> **CHALLENGE**
Reproduce each line of the records below verbatim, leaving out the pictures.
• • • • • • •
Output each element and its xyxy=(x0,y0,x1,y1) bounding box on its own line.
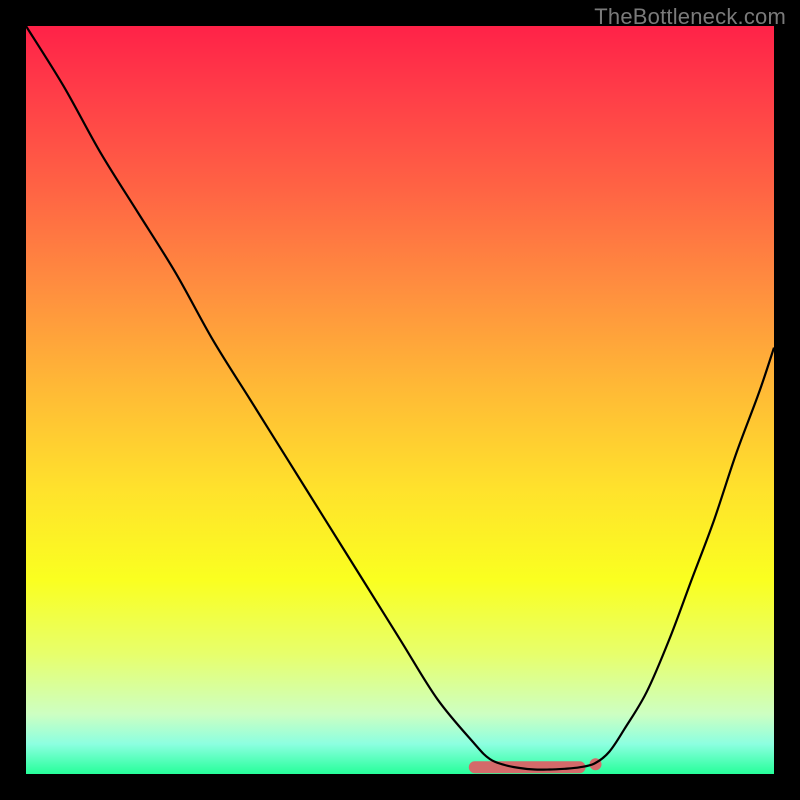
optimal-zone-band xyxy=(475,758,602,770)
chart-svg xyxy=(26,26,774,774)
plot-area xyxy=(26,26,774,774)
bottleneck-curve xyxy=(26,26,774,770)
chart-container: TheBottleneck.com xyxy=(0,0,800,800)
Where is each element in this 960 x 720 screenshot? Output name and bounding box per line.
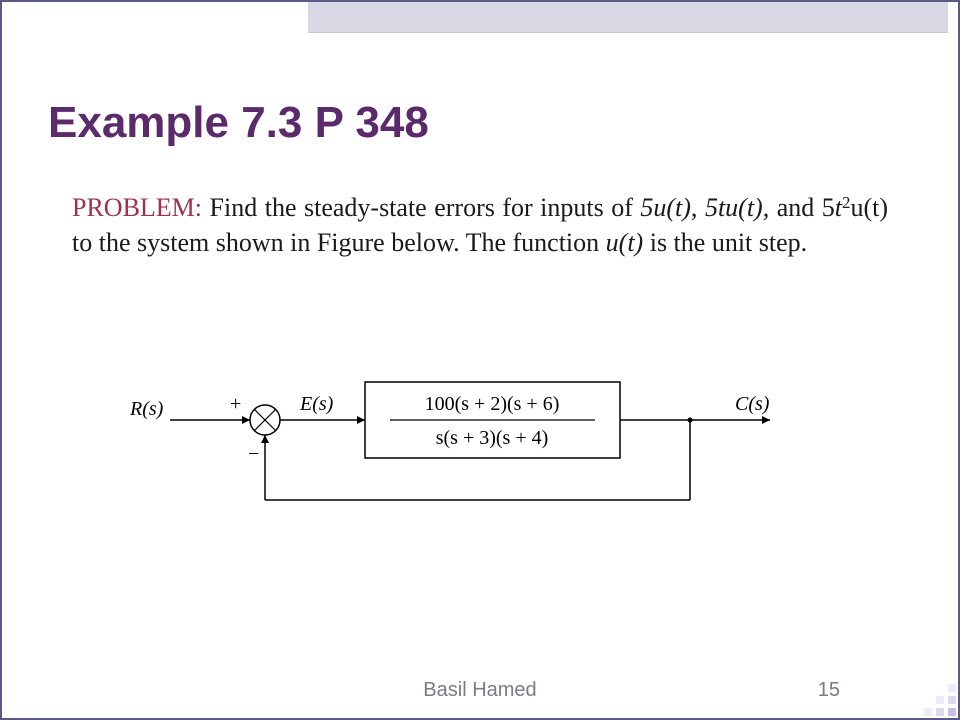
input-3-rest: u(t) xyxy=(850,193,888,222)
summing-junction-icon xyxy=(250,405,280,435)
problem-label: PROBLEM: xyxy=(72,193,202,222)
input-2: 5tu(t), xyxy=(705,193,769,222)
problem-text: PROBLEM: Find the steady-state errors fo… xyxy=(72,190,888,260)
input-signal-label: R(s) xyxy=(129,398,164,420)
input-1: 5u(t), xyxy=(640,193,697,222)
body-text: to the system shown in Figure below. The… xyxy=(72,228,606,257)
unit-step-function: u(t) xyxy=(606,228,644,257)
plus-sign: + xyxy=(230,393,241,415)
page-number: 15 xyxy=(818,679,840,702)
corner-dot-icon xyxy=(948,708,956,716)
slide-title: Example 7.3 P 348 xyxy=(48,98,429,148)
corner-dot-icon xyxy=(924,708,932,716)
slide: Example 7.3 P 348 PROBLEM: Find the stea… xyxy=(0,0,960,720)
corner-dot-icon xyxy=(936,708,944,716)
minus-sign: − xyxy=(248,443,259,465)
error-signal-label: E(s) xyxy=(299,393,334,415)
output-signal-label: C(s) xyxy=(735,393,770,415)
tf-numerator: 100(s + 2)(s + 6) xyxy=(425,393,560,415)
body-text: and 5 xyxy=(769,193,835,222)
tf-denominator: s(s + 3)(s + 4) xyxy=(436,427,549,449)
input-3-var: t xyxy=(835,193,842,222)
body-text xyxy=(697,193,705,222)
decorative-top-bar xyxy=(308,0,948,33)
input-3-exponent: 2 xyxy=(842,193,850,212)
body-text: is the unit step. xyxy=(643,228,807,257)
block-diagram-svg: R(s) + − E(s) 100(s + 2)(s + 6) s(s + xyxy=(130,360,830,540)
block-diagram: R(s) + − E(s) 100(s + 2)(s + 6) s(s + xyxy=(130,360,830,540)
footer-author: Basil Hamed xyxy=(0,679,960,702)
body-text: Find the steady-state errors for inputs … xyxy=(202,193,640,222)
• • • • • • •
> **FULL ANSWER**
Output each element and its xyxy=(x0,y0,x1,y1) bounding box on its own line.
optimal-zone-band xyxy=(475,758,602,770)
chart-svg xyxy=(26,26,774,774)
plot-area xyxy=(26,26,774,774)
bottleneck-curve xyxy=(26,26,774,770)
chart-container: TheBottleneck.com xyxy=(0,0,800,800)
Where is each element in this 960 x 720 screenshot? Output name and bounding box per line.
input-3-rest: u(t) xyxy=(850,193,888,222)
summing-junction-icon xyxy=(250,405,280,435)
problem-label: PROBLEM: xyxy=(72,193,202,222)
input-2: 5tu(t), xyxy=(705,193,769,222)
problem-text: PROBLEM: Find the steady-state errors fo… xyxy=(72,190,888,260)
input-signal-label: R(s) xyxy=(129,398,164,420)
input-1: 5u(t), xyxy=(640,193,697,222)
body-text: to the system shown in Figure below. The… xyxy=(72,228,606,257)
unit-step-function: u(t) xyxy=(606,228,644,257)
plus-sign: + xyxy=(230,393,241,415)
page-number: 15 xyxy=(818,679,840,702)
corner-dot-icon xyxy=(948,708,956,716)
slide-title: Example 7.3 P 348 xyxy=(48,98,429,148)
corner-dot-icon xyxy=(924,708,932,716)
slide: Example 7.3 P 348 PROBLEM: Find the stea… xyxy=(0,0,960,720)
corner-dot-icon xyxy=(936,708,944,716)
minus-sign: − xyxy=(248,443,259,465)
error-signal-label: E(s) xyxy=(299,393,334,415)
output-signal-label: C(s) xyxy=(735,393,770,415)
tf-numerator: 100(s + 2)(s + 6) xyxy=(425,393,560,415)
body-text: and 5 xyxy=(769,193,835,222)
tf-denominator: s(s + 3)(s + 4) xyxy=(436,427,549,449)
input-3-var: t xyxy=(835,193,842,222)
body-text xyxy=(697,193,705,222)
decorative-top-bar xyxy=(308,0,948,33)
input-3-exponent: 2 xyxy=(842,193,850,212)
body-text: is the unit step. xyxy=(643,228,807,257)
block-diagram-svg: R(s) + − E(s) 100(s + 2)(s + 6) s(s + xyxy=(130,360,830,540)
block-diagram: R(s) + − E(s) 100(s + 2)(s + 6) s(s + xyxy=(130,360,830,540)
footer-author: Basil Hamed xyxy=(0,679,960,702)
body-text: Find the steady-state errors for inputs … xyxy=(202,193,640,222)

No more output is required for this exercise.